## START DATASET RECORDS

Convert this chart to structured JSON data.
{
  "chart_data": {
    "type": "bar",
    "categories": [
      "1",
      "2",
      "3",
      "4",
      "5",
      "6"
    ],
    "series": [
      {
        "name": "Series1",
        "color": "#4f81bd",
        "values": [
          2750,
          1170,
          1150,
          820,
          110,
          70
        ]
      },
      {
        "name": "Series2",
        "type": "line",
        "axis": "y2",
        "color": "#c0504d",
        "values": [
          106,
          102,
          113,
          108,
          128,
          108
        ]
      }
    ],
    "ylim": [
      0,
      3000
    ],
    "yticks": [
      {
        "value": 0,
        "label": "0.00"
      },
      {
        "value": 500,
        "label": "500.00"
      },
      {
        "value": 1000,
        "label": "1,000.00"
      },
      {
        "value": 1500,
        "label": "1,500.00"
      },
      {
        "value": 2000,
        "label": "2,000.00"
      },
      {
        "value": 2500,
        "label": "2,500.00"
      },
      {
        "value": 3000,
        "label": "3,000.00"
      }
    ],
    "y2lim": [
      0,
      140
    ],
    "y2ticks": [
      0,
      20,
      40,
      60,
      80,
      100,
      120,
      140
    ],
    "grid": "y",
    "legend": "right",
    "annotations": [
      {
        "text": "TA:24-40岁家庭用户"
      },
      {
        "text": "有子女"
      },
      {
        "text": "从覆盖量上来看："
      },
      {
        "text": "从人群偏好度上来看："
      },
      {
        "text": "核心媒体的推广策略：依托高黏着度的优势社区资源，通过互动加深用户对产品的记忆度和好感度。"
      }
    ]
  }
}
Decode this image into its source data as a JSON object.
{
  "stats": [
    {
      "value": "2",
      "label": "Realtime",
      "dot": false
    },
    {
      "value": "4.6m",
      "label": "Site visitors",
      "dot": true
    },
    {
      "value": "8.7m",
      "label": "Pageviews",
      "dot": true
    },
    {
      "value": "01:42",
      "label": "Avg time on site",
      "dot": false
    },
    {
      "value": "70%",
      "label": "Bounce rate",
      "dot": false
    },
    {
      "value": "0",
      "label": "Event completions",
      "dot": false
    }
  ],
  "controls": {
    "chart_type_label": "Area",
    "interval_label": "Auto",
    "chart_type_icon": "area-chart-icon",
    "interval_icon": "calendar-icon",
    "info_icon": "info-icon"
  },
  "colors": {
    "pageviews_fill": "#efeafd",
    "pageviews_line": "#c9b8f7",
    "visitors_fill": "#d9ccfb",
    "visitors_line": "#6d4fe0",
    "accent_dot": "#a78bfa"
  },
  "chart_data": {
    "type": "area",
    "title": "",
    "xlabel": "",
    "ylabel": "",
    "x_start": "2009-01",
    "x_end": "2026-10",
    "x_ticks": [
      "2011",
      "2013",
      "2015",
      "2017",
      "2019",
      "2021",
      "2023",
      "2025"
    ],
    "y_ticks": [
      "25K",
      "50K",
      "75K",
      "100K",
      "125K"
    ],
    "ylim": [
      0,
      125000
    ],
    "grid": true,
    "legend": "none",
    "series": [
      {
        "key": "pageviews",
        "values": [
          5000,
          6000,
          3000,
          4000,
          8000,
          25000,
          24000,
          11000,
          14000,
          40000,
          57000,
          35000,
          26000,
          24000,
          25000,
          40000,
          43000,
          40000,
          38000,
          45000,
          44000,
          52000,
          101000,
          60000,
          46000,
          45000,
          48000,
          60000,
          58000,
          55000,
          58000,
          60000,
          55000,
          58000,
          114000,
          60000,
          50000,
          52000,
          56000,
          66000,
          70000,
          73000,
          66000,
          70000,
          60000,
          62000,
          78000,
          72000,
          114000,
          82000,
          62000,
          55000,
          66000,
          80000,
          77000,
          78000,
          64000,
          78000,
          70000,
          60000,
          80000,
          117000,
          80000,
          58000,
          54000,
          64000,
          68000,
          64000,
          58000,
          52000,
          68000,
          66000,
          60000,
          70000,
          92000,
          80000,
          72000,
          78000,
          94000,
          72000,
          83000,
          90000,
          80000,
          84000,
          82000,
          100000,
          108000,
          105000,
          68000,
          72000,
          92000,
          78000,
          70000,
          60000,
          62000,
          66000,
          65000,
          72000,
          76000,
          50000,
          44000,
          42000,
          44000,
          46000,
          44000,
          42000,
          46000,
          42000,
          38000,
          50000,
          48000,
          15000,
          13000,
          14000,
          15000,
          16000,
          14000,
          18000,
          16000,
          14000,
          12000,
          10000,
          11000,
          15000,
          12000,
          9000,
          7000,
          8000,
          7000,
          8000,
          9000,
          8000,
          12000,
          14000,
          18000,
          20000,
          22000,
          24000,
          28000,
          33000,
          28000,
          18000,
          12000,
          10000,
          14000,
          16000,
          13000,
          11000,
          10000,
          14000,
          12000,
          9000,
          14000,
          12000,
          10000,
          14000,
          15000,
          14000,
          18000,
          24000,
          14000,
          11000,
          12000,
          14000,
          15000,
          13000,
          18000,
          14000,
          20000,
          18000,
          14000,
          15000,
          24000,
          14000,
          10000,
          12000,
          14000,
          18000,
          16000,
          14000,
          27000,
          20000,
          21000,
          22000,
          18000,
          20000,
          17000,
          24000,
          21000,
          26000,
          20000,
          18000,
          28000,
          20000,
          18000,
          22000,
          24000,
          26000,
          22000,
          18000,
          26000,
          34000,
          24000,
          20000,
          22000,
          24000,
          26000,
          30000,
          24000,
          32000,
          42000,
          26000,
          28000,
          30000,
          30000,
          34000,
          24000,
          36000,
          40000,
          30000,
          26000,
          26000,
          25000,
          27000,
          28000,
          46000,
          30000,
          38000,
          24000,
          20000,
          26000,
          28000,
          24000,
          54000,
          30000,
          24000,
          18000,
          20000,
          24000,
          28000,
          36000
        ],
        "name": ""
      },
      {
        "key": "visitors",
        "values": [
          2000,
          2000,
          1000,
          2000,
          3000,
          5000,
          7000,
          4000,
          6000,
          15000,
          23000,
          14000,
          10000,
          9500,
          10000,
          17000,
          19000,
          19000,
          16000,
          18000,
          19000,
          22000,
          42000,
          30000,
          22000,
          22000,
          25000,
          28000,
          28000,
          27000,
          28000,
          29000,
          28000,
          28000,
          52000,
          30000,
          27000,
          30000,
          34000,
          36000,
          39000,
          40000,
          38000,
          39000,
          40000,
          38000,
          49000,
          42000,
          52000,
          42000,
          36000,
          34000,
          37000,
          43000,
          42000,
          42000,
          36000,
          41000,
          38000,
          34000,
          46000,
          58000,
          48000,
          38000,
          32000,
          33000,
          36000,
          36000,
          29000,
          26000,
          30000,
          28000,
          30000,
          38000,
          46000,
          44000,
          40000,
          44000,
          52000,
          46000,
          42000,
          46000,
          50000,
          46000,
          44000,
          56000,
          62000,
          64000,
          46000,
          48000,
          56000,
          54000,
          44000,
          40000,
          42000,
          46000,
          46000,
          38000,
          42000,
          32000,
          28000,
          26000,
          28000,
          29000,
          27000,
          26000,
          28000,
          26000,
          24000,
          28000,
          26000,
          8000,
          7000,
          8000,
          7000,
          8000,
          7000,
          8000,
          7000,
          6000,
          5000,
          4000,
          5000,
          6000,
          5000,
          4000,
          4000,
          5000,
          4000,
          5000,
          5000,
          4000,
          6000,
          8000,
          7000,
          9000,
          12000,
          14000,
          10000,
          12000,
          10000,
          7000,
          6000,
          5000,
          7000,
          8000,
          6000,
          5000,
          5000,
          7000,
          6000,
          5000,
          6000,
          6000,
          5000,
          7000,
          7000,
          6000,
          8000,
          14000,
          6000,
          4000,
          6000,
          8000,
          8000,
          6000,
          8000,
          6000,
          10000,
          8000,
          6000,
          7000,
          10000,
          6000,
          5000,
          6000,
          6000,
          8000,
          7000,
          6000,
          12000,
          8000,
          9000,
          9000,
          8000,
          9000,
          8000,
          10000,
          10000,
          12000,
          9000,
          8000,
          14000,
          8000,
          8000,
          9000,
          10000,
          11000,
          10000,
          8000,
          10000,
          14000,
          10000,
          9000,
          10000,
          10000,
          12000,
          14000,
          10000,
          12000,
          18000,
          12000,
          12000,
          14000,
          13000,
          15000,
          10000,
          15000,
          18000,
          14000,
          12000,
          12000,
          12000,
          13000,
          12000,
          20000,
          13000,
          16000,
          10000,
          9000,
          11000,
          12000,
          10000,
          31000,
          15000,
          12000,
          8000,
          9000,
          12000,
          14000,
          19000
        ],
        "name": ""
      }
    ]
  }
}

## END DATASET RECORDS

GIVEN TASK:
Select all lines in the listing above where the word "text" appears, and show them.

EXERCISE OUTPUT:
        "text": "TA:24-40岁家庭用户"
        "text": "有子女"
        "text": "从覆盖量上来看："
        "text": "从人群偏好度上来看："
        "text": "核心媒体的推广策略：依托高黏着度的优势社区资源，通过互动加深用户对产品的记忆度和好感度。"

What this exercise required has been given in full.